- **TEXT**
----------

Borden Awarded Bid For City Of Warsaw’s Recycling Services

November 17, 2023 at 5:58 p.m.
A portion of the Center Lake Recreational Trail is seen Friday morning, including a spot for benches (L). Photo by David Slone, Times-Union
A portion of the Center Lake Recreational Trail is seen Friday morning, including a spot for benches (L). Photo by David Slone, Times-Union

By DAVID L. SLONE Managing Editor

One bid was received and opened Friday for Warsaw’s recycling services at the Board of Public Works and Safety meeting.
The proposal from Borden, the city’s current recycling provider, was a five-year contract with an increase in the price each year. Mayor Joe Thallemer read the prices, which are $3.93 per household per month for year one (2024); $4.06, year two; $4.21, year three; $4.35, year four; and $4.50, year five.
This year’s rate is $3.85 per household per month, according to Public Works Superintendent Dustin Dillon.
Borden offered an alternate bid for a seven-year contract but Thallemer didn’t go through those numbers.
After Dillon and city engineer Aaron Ott reviewed the bid during the meeting, Dillon made a recommendation to go ahead and award the recycling five-year contract to Borden. Ott concurred.
While the board approved awarding the contract to Borden, the actual contract will be approved at a future board meeting.
A change order from R. Yoder Construction Inc. on the Center Lake Recreational Trail construction will reduce the overall cost of the total contract by $103,417 to $876,835. The board unanimously approved the change order on recommendation by Ott.
He explained, “These are some items that had come up over the course of the project that we collectively let them gather to bring them up together in one change order rather than several change orders.”

----------

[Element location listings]
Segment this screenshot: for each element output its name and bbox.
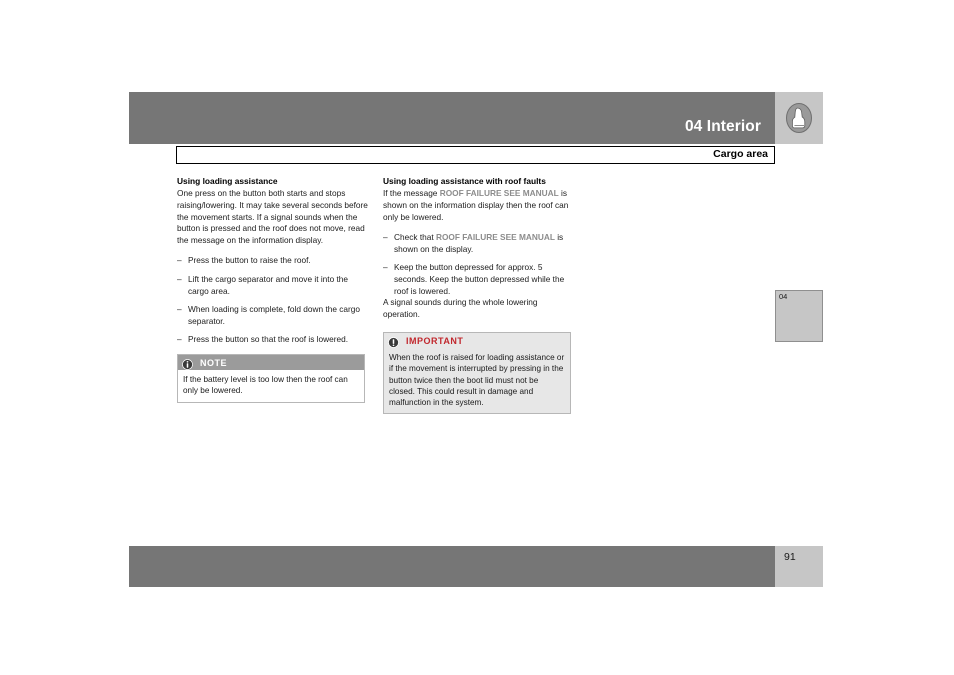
dash-marker: – [383, 232, 388, 243]
left-column: Using loading assistance One press on th… [177, 176, 369, 346]
chapter-icon-box [775, 92, 823, 144]
note-callout-header: NOTE [178, 355, 364, 370]
list-item: – Keep the button depressed for approx. 5… [383, 262, 575, 297]
important-callout-title: IMPORTANT [406, 335, 464, 346]
list-item-text: Lift the cargo separator and move it int… [188, 273, 349, 296]
page-header-bar: 04 Interior [129, 92, 775, 144]
list-item-text: Press the button to raise the roof. [188, 255, 311, 266]
dash-marker: – [177, 255, 182, 266]
dash-marker: – [383, 262, 388, 273]
left-column-intro: One press on the button both starts and … [177, 188, 368, 245]
right-column-steps: – Check that ROOF FAILURE SEE MANUAL is s… [383, 232, 575, 297]
list-item-text: Press the button so that the roof is low… [188, 334, 349, 345]
page-footer-bar [129, 546, 775, 587]
dash-marker: – [177, 334, 182, 345]
important-callout-header: IMPORTANT [384, 333, 570, 348]
page-number-box: 91 [775, 546, 823, 587]
page-header-title: 04 Interior [684, 118, 761, 135]
list-item: – Press the button to raise the roof. [177, 255, 369, 267]
chapter-tab-label: 04 [779, 292, 788, 301]
note-callout: NOTE If the battery level is too low the… [177, 354, 365, 403]
right-column-intro: If the message ROOF FAILURE SEE MANUAL i… [383, 188, 575, 223]
list-item: – Lift the cargo separator and move it in… [177, 274, 369, 297]
display-message-text: ROOF FAILURE SEE MANUAL [435, 232, 555, 243]
right-column: Using loading assistance with roof fault… [383, 176, 575, 320]
section-title-bar: Cargo area [176, 146, 775, 164]
list-item: – When loading is complete, fold down the… [177, 304, 369, 327]
important-callout: IMPORTANT When the roof is raised for lo… [383, 332, 571, 415]
intro-text-before: If the message [383, 188, 440, 199]
list-item: – Check that ROOF FAILURE SEE MANUAL is s… [383, 232, 575, 255]
chapter-thumb-tab: 04 [775, 290, 823, 342]
left-column-steps: – Press the button to raise the roof. – Li… [177, 255, 369, 346]
right-column-closing: A signal sounds during the whole lowerin… [383, 297, 538, 319]
display-message-text: ROOF FAILURE SEE MANUAL [439, 188, 559, 199]
left-column-heading: Using loading assistance [177, 176, 278, 186]
important-callout-body: When the roof is raised for loading assi… [389, 353, 565, 408]
note-callout-body: If the battery level is too low then the… [183, 375, 348, 396]
info-icon [182, 357, 193, 370]
list-item-text: When loading is complete, fold down the … [188, 304, 361, 326]
warning-exclamation-icon [388, 335, 399, 348]
page-number: 91 [784, 551, 796, 563]
list-item-text-before: Check that [394, 232, 436, 243]
section-title-text: Cargo area [713, 148, 768, 160]
right-column-heading: Using loading assistance with roof fault… [383, 176, 546, 186]
dash-marker: – [177, 304, 182, 315]
note-callout-title: NOTE [200, 357, 228, 368]
list-item: – Press the button so that the roof is lo… [177, 334, 369, 346]
list-item-text: Keep the button depressed for approx. 5 … [394, 262, 565, 296]
dash-marker: – [177, 273, 182, 284]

----------

- **EXERCISES TO COMPLETE**
1. Return the passage of the recycling bid article between "After Dillon and" and "Borden. Ott concurred.", inclusive.
2. Recast the lines of the records between the one containing "dash-marker: – [383, 232, 388, 243]" and the one containing "list-item: – When", inclusive, as a numbered list, omitting any blank lines.
The news article and the records come from unrelated sources.

- **ANSWERS TO THE EXERCISE**
1.
After Dillon and city engineer Aaron Ott reviewed the bid during the meeting, Dillon made a recommendation to go ahead and award the recycling five-year contract to Borden. Ott concurred.

2.
1. dash-marker: – [383, 232, 388, 243]
2. left-column: Using loading assistance One press on th… [177, 176, 369, 346]
3. chapter-icon-box [775, 92, 823, 144]
4. note-callout-header: NOTE [178, 355, 364, 370]
5. list-item: – Keep the button depressed for approx. 5… [383, 262, 575, 297]
6. important-callout-title: IMPORTANT [406, 335, 464, 346]
7. list-item-text: Lift the cargo separator and move it int… [188, 273, 349, 296]
8. page-header-bar: 04 Interior [129, 92, 775, 144]
9. list-item-text: Press the button to raise the roof. [188, 255, 311, 266]
10. dash-marker: – [177, 255, 182, 266]
11. dash-marker: – [383, 262, 388, 273]
12. left-column-intro: One press on the button both starts and … [177, 188, 368, 245]
13. right-column-steps: – Check that ROOF FAILURE SEE MANUAL is s… [383, 232, 575, 297]
14. list-item-text: Press the button so that the roof is low… [188, 334, 349, 345]
15. page-footer-bar [129, 546, 775, 587]
16. dash-marker: – [177, 334, 182, 345]
17. important-callout-header: IMPORTANT [384, 333, 570, 348]
18. page-number-box: 91 [775, 546, 823, 587]
19. page-header-title: 04 Interior [684, 118, 761, 135]
20. list-item: – Press the button to raise the roof. [177, 255, 369, 267]
21. chapter-tab-label: 04 [779, 292, 788, 301]
22. note-callout: NOTE If the battery level is too low the… [177, 354, 365, 403]
23. right-column-intro: If the message ROOF FAILURE SEE MANUAL i… [383, 188, 575, 223]
24. list-item: – Lift the cargo separator and move it in… [177, 274, 369, 297]
25. display-message-text: ROOF FAILURE SEE MANUAL [435, 232, 555, 243]
26. right-column: Using loading assistance with roof fault… [383, 176, 575, 320]
27. section-title-bar: Cargo area [176, 146, 775, 164]
28. list-item: – When loading is complete, fold down the… [177, 304, 369, 327]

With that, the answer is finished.